-- BEGIN INPUT ROWS --
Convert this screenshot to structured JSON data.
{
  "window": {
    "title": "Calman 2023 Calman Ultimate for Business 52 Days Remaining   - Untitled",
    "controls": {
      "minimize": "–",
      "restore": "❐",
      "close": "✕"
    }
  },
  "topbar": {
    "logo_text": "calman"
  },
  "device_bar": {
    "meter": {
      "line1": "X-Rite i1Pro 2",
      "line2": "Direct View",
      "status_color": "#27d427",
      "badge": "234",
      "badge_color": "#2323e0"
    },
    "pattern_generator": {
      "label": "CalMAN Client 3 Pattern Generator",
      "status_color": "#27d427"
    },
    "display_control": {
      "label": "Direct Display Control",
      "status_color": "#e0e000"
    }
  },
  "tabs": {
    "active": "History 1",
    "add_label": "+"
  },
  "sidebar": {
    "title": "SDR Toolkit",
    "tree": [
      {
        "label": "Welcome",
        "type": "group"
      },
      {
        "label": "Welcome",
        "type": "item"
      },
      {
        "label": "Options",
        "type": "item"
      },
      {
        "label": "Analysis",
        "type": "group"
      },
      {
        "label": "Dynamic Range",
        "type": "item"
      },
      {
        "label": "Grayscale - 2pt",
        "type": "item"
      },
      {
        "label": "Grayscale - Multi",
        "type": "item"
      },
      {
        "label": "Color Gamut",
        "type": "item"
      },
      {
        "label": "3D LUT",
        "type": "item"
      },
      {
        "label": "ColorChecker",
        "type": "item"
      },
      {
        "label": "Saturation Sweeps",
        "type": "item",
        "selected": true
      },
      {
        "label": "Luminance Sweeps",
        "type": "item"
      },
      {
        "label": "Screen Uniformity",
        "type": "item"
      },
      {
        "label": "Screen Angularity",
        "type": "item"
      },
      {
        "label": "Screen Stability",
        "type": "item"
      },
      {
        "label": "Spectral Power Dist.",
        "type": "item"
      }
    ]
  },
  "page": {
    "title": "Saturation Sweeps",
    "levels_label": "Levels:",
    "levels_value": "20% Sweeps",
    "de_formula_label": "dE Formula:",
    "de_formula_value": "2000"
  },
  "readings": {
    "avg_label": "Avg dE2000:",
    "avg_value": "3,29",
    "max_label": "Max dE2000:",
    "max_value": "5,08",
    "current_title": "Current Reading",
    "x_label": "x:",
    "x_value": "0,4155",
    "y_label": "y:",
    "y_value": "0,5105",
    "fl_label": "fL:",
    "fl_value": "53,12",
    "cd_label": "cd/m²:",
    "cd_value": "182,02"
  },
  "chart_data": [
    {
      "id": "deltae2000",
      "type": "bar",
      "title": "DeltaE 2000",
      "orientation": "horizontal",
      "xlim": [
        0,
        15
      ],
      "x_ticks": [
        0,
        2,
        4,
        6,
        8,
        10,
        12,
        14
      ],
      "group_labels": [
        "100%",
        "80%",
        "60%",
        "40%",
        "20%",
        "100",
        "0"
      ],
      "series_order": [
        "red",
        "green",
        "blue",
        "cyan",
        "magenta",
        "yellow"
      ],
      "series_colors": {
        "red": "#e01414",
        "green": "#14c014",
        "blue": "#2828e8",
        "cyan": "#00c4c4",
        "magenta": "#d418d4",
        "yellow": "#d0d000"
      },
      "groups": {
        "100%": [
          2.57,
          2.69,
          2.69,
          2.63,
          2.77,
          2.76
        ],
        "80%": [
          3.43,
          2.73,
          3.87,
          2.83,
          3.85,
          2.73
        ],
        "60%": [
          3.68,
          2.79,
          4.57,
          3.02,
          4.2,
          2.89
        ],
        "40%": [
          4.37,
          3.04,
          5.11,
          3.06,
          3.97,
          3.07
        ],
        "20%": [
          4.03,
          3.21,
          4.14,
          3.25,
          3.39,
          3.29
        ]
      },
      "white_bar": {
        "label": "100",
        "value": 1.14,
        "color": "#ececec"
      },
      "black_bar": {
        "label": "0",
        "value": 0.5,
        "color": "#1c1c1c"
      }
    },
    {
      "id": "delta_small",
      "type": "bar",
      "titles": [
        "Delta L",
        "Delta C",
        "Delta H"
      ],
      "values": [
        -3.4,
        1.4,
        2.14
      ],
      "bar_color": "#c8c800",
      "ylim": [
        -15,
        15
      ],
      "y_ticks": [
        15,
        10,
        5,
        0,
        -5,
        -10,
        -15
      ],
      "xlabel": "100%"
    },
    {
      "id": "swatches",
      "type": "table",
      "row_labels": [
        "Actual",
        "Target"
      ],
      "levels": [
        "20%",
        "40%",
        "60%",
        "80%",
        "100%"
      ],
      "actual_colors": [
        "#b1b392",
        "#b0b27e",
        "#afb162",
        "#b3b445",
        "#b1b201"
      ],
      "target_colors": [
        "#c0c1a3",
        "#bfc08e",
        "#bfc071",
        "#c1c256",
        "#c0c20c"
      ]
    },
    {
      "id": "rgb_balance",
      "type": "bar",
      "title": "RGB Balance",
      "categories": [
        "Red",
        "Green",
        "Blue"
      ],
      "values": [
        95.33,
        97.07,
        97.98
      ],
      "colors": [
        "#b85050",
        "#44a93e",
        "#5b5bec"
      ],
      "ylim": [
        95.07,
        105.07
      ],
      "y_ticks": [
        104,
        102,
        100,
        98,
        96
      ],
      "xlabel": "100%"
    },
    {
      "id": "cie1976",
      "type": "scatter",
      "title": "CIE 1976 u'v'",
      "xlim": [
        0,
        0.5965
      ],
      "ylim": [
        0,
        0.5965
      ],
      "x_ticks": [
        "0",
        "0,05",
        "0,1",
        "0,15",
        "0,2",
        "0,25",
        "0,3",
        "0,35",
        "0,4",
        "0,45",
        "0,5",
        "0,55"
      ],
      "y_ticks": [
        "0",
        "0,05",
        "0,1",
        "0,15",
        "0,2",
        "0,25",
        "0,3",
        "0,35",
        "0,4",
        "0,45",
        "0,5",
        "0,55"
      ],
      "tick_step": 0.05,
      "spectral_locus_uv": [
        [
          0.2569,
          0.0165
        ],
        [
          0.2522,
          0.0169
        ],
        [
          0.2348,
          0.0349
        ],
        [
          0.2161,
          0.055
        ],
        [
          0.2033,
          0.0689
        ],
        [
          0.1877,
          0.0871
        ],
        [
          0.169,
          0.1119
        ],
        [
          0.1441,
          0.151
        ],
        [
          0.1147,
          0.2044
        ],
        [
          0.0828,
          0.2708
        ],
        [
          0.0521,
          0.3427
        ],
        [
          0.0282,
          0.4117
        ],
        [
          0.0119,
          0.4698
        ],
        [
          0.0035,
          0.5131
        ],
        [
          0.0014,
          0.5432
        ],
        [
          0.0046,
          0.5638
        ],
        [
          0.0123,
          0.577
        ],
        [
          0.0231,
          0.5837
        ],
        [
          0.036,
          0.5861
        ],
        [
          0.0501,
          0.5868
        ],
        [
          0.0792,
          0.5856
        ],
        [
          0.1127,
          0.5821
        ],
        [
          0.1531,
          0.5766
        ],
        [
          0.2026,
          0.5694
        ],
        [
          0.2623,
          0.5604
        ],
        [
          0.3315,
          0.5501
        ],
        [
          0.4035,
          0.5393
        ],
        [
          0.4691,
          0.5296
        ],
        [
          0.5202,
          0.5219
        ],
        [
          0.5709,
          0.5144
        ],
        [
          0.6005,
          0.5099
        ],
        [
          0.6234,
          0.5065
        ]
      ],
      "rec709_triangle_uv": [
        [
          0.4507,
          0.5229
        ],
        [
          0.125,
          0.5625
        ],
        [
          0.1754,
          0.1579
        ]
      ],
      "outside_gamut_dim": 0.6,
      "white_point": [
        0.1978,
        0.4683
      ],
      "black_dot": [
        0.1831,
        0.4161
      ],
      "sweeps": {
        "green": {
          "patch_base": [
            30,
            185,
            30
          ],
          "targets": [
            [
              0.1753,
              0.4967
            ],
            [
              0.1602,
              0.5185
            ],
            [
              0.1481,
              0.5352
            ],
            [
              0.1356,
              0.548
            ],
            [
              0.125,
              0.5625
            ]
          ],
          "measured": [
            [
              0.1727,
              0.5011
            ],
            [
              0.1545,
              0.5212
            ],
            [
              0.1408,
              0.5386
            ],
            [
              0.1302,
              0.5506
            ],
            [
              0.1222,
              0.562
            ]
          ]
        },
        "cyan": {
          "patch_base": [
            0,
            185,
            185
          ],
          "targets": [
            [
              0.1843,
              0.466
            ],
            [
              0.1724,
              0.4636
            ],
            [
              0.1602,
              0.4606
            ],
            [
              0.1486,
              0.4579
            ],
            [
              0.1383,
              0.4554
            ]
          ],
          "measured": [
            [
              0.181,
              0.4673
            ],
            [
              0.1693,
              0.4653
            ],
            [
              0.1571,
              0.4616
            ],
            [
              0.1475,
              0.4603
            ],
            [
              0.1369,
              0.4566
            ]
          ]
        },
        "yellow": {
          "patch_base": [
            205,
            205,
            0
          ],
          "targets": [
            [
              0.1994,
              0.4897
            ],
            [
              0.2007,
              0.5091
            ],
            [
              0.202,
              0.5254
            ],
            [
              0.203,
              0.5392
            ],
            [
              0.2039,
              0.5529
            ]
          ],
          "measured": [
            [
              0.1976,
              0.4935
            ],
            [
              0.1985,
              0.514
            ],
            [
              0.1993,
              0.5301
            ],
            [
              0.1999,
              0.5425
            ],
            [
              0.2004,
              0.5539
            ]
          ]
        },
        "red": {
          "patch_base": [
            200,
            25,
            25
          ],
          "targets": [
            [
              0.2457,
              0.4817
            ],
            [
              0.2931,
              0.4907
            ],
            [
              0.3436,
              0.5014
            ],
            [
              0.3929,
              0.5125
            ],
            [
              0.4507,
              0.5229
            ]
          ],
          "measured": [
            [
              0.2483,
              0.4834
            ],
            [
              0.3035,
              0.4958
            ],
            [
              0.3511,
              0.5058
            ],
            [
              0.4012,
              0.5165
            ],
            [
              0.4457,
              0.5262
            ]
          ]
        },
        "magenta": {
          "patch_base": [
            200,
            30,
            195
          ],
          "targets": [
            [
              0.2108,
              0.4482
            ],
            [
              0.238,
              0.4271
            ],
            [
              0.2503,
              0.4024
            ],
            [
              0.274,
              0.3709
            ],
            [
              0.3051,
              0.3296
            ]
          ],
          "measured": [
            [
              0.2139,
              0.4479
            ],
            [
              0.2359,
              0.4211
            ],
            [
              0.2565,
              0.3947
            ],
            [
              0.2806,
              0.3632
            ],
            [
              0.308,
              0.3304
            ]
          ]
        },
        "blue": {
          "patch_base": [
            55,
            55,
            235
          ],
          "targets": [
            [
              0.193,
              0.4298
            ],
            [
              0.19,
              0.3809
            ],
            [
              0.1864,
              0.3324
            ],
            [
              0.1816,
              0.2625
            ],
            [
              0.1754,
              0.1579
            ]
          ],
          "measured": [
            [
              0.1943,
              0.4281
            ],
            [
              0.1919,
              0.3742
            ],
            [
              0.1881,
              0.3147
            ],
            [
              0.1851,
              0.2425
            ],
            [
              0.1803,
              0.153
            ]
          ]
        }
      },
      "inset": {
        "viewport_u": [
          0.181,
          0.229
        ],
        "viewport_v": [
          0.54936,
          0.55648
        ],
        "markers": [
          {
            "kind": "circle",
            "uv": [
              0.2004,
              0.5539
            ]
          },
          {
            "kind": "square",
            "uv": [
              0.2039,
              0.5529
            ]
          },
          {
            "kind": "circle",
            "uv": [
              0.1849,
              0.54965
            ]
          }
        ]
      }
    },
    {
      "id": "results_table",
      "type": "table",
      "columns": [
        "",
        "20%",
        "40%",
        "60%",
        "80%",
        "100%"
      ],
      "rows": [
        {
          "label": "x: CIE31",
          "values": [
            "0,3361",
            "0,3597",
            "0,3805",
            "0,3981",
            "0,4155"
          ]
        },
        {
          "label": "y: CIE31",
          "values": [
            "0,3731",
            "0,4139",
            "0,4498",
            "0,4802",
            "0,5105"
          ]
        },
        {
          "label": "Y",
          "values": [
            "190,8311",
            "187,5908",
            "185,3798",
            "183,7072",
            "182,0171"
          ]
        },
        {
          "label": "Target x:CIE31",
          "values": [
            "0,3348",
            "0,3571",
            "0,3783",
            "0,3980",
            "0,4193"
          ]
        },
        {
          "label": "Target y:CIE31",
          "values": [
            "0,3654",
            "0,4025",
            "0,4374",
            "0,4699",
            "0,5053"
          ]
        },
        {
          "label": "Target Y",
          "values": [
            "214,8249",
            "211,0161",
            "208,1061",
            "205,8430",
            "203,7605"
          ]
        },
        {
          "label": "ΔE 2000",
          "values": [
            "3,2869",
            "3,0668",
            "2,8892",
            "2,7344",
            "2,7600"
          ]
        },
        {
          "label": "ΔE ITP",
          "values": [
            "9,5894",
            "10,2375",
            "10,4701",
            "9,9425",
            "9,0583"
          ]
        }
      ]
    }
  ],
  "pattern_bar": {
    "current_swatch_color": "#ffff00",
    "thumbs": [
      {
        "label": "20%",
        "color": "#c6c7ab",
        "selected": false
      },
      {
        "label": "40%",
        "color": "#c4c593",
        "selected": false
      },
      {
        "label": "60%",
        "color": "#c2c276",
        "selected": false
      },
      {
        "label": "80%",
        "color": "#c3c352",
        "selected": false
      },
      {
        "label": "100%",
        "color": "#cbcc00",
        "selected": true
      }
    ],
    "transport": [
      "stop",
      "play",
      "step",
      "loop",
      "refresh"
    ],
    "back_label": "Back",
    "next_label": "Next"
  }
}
-- END INPUT ROWS --
◆ THE TASK
Within the entries above, how many lines contain "Grayscale"? Respond with the number only.

◆ COMPLETE ANSWER
2